- [PROMPT]:
For the word "females", copy every line of the material that includes it.

- [TASK INPUTS]:
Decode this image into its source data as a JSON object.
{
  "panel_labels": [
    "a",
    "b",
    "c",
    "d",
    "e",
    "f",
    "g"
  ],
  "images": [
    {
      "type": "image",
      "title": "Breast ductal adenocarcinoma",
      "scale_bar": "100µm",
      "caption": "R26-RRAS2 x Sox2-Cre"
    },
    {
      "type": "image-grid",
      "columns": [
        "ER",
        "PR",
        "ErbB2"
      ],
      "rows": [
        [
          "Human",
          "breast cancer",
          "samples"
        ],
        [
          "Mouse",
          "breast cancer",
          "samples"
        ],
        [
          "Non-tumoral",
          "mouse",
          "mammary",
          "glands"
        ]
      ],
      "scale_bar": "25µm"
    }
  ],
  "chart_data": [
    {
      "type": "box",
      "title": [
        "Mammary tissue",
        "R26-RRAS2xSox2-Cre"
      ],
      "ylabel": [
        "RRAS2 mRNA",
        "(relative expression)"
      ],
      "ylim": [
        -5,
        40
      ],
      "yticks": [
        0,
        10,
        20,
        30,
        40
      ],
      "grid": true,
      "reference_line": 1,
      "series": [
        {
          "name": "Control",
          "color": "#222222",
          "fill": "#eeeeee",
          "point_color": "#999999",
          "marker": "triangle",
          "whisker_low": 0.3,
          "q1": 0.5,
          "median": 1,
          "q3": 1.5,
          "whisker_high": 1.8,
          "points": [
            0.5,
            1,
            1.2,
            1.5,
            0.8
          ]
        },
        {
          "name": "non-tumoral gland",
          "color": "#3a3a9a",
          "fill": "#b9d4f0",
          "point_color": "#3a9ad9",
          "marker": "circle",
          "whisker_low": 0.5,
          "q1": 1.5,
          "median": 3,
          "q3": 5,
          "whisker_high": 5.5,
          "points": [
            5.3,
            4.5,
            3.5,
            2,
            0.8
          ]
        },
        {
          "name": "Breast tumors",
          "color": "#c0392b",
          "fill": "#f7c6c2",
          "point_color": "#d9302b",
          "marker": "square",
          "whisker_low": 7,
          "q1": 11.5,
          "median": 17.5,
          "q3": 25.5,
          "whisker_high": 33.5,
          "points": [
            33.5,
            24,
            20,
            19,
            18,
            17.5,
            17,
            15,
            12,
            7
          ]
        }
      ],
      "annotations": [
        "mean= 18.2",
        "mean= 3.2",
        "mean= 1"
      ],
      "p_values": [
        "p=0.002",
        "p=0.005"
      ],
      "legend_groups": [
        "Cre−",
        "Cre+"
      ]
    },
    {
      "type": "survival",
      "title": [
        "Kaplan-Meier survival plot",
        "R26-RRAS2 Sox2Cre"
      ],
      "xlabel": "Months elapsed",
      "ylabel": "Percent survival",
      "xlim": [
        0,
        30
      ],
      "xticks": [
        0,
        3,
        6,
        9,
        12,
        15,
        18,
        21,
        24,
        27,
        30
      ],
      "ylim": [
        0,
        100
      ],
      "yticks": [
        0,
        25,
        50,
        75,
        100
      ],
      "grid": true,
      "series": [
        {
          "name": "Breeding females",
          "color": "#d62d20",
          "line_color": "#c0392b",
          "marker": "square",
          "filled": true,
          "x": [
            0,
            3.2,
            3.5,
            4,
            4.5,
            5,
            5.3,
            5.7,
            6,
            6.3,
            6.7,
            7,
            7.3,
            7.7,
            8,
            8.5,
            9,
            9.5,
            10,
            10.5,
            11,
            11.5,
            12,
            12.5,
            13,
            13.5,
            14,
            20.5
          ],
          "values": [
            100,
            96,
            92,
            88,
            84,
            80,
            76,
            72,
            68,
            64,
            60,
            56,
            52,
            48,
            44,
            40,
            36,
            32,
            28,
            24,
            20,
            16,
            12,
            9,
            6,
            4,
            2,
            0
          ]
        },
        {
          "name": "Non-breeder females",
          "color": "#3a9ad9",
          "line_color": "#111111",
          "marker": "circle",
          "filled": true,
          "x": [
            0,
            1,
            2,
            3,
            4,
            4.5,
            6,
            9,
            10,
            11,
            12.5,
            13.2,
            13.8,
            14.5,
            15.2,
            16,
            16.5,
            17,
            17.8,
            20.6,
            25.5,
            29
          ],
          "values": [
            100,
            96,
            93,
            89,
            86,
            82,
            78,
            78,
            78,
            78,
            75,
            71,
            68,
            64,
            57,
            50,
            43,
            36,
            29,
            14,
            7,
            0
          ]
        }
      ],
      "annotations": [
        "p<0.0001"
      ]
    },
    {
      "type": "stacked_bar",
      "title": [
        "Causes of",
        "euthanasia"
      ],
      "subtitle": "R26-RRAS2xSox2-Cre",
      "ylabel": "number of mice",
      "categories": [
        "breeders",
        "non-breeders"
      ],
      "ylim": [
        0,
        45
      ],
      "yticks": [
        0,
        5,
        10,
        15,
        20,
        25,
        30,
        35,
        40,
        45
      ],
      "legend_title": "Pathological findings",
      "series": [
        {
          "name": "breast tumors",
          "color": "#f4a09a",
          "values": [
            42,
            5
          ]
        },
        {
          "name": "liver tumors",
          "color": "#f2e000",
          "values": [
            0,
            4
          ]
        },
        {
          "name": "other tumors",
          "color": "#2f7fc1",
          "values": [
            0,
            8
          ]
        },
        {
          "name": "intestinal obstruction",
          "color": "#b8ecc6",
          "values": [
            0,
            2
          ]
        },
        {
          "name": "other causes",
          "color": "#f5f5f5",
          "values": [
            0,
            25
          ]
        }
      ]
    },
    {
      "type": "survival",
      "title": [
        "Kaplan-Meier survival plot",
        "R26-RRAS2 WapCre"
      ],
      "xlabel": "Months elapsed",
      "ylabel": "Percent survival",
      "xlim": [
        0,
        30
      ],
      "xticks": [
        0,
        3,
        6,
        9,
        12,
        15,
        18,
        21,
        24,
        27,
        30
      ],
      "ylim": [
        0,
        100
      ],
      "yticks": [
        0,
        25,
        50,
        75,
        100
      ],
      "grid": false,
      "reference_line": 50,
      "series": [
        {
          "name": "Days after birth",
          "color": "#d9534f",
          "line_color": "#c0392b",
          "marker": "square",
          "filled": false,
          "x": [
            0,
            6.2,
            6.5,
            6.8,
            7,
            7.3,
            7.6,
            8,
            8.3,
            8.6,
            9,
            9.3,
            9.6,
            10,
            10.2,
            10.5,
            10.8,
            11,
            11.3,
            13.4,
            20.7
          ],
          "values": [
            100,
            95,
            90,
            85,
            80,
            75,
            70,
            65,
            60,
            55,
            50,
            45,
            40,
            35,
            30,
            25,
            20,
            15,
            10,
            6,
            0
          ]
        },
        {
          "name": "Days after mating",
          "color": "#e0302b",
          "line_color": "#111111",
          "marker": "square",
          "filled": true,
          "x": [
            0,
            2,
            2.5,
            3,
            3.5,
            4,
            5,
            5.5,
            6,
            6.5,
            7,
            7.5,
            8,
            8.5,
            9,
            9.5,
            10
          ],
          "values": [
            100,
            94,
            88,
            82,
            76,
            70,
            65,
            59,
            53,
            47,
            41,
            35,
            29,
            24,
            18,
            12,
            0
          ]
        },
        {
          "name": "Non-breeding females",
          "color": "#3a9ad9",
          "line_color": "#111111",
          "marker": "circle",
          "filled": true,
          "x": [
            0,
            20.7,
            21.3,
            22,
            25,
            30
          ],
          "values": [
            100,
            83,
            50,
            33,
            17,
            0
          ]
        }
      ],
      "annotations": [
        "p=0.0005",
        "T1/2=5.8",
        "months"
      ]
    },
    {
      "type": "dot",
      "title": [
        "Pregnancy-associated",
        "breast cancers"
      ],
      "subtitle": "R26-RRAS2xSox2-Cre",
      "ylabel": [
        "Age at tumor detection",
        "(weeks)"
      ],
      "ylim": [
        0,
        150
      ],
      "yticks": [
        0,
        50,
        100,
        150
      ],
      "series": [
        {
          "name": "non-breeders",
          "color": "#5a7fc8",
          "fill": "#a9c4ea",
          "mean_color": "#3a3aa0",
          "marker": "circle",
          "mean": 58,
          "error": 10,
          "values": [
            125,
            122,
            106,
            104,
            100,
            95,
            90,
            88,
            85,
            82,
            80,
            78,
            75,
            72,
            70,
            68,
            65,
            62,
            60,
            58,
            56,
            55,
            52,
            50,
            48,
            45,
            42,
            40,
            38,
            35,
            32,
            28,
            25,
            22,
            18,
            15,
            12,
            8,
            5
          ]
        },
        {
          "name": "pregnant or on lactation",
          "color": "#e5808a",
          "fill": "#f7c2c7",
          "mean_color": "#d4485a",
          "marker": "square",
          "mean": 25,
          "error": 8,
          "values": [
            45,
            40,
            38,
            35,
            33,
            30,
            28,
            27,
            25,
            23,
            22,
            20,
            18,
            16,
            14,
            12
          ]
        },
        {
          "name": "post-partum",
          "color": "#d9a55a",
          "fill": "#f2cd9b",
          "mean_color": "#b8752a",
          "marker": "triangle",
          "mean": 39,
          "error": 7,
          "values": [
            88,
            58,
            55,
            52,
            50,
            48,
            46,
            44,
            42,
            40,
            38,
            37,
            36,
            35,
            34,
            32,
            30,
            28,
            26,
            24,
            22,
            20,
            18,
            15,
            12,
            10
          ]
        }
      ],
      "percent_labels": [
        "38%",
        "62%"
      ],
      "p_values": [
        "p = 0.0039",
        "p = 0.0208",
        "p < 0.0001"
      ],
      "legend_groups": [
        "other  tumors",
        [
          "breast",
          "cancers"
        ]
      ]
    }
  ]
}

- [EXPECTED ANSWER]:
          "name": "Breeding females",
          "name": "Non-breeder females",
          "name": "Non-breeding females",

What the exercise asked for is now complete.